▶ **Exercise description**
Reproduce without changes the records in the stretch from the line containing "data-label: 5.0 xyxy=(348,794,372,810)" through the line containing "y-tick-label: 80 xyxy=(40,73,55,88)", including both of those lines.

--- start Dataset ---

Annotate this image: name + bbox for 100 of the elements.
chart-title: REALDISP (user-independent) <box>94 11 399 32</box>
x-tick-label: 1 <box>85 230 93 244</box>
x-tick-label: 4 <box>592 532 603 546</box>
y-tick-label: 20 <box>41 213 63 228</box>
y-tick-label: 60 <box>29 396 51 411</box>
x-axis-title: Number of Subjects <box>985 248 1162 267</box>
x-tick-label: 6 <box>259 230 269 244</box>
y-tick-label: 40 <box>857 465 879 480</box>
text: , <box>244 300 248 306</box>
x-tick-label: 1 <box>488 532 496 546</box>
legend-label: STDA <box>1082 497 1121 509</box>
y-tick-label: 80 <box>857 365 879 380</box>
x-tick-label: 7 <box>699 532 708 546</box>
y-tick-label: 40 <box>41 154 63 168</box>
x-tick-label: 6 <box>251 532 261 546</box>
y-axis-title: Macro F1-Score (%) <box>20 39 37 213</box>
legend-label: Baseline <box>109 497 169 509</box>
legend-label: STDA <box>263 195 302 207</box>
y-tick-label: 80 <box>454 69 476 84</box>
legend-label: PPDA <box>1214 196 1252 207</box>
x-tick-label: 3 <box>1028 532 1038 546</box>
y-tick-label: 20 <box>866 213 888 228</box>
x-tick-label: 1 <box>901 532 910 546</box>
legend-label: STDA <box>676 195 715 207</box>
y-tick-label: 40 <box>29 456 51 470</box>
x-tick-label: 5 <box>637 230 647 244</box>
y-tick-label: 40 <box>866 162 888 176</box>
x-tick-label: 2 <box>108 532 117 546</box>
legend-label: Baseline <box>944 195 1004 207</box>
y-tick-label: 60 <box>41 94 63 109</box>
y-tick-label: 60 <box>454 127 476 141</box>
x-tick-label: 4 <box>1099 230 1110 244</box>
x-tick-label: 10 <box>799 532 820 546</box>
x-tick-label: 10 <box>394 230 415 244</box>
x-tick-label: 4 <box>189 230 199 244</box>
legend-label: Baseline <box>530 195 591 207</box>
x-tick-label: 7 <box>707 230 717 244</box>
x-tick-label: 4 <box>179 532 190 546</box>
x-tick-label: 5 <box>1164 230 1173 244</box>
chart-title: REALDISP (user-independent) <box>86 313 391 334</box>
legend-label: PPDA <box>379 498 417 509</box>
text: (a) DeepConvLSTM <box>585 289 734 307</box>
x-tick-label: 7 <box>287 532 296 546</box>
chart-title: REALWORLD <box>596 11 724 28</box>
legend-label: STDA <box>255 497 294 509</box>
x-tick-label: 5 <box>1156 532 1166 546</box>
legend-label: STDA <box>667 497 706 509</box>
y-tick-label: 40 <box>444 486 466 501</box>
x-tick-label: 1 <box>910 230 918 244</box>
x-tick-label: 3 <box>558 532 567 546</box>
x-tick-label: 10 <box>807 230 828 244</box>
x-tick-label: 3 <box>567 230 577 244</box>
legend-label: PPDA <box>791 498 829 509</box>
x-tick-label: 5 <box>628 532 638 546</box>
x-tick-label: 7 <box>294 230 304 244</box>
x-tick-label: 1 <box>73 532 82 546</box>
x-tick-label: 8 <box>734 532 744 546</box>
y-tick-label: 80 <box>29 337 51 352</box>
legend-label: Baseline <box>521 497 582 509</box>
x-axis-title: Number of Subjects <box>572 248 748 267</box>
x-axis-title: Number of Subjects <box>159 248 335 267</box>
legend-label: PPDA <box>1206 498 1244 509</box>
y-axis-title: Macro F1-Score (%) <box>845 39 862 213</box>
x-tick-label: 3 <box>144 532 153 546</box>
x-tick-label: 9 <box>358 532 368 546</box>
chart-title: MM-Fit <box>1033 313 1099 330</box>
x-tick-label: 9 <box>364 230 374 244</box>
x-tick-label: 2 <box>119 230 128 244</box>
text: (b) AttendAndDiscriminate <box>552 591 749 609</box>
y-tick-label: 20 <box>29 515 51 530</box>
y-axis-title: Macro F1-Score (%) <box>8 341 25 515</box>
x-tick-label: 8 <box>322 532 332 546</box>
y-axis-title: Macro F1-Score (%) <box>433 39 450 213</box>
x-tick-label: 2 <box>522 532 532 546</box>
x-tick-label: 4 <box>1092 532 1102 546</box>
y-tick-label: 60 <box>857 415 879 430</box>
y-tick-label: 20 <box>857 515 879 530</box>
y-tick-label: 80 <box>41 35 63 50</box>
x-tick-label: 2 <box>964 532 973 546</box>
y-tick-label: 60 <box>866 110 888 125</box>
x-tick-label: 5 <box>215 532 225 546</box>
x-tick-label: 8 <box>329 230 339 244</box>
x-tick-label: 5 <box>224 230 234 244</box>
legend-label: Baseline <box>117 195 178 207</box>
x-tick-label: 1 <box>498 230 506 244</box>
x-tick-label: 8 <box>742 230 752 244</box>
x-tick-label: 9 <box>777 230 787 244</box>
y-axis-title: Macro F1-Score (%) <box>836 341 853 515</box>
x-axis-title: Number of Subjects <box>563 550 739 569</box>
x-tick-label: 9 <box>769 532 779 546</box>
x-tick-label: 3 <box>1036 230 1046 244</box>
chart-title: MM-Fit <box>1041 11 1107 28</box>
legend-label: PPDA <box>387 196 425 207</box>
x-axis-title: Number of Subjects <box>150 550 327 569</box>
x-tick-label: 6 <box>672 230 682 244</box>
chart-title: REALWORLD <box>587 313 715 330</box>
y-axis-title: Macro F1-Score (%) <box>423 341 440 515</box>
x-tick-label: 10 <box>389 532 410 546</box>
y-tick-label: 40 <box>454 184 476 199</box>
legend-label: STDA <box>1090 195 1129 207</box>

--- end Dataset ---
--- start Dataset ---

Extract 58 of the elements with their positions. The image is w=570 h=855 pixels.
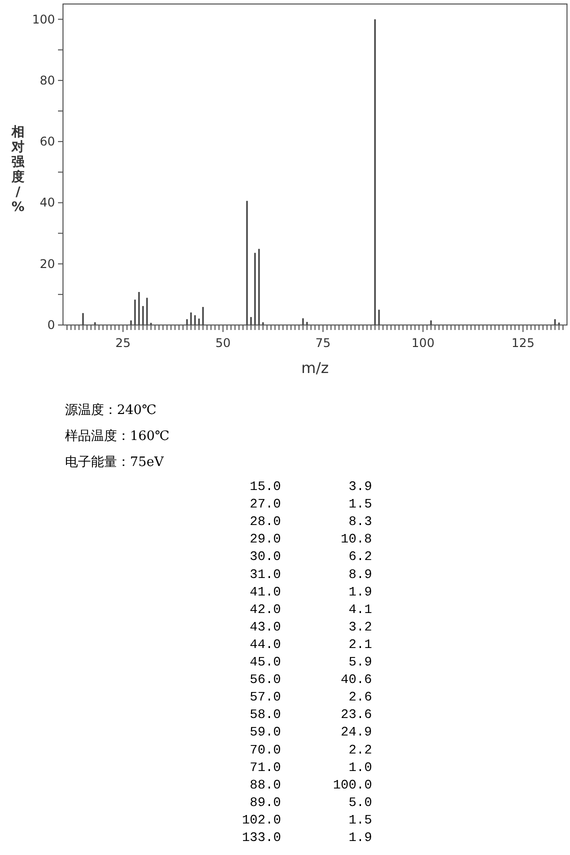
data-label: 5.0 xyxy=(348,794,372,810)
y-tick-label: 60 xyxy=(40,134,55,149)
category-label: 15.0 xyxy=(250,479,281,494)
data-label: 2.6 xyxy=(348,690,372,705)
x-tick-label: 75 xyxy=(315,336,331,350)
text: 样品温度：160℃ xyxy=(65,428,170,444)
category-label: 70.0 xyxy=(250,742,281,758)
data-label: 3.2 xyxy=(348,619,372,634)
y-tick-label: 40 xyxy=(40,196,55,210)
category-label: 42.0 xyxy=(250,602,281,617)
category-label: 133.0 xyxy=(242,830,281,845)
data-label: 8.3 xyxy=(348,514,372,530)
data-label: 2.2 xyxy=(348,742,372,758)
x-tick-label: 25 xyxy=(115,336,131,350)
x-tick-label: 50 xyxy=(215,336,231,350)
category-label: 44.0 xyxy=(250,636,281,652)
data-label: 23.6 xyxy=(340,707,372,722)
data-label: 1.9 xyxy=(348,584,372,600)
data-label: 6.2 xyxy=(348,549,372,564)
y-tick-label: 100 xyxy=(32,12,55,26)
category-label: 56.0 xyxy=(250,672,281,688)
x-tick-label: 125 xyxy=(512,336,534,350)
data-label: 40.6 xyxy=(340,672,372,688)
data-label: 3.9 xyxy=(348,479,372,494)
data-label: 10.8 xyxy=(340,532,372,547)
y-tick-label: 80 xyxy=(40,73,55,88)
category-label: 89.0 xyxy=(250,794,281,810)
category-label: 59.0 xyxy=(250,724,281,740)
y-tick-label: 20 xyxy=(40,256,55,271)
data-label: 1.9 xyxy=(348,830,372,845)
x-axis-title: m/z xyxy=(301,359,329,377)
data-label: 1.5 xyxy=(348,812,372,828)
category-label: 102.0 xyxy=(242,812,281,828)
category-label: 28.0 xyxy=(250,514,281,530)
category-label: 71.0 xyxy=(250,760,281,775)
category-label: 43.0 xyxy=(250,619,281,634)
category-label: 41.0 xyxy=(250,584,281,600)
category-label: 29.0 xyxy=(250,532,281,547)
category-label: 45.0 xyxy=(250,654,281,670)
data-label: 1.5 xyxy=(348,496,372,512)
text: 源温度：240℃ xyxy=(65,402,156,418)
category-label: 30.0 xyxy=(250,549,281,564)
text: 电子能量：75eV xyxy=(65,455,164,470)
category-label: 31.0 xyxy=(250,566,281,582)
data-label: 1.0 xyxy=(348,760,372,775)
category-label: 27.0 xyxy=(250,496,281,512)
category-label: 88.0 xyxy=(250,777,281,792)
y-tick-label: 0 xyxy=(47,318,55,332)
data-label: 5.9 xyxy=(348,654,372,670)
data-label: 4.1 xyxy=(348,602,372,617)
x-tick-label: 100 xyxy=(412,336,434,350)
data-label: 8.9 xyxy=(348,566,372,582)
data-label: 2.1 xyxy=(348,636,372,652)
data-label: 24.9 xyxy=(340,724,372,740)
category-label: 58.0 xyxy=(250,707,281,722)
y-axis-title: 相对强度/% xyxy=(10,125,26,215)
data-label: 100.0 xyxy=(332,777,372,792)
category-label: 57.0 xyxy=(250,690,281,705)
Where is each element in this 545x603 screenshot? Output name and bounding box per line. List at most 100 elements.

--- end Dataset ---

▶ **Response**
data-label: 5.0 xyxy=(348,794,372,810)
y-tick-label: 60 xyxy=(40,134,55,149)
category-label: 15.0 xyxy=(250,479,281,494)
data-label: 2.6 xyxy=(348,690,372,705)
x-tick-label: 75 xyxy=(315,336,331,350)
text: 样品温度：160℃ xyxy=(65,428,170,444)
category-label: 70.0 xyxy=(250,742,281,758)
data-label: 3.2 xyxy=(348,619,372,634)
y-tick-label: 40 xyxy=(40,196,55,210)
category-label: 42.0 xyxy=(250,602,281,617)
category-label: 133.0 xyxy=(242,830,281,845)
data-label: 8.3 xyxy=(348,514,372,530)
data-label: 2.2 xyxy=(348,742,372,758)
x-tick-label: 25 xyxy=(115,336,131,350)
x-tick-label: 50 xyxy=(215,336,231,350)
category-label: 44.0 xyxy=(250,636,281,652)
data-label: 23.6 xyxy=(340,707,372,722)
data-label: 1.9 xyxy=(348,584,372,600)
data-label: 6.2 xyxy=(348,549,372,564)
y-tick-label: 100 xyxy=(32,12,55,26)
category-label: 56.0 xyxy=(250,672,281,688)
x-tick-label: 125 xyxy=(512,336,534,350)
data-label: 40.6 xyxy=(340,672,372,688)
data-label: 3.9 xyxy=(348,479,372,494)
data-label: 10.8 xyxy=(340,532,372,547)
y-tick-label: 80 xyxy=(40,73,55,88)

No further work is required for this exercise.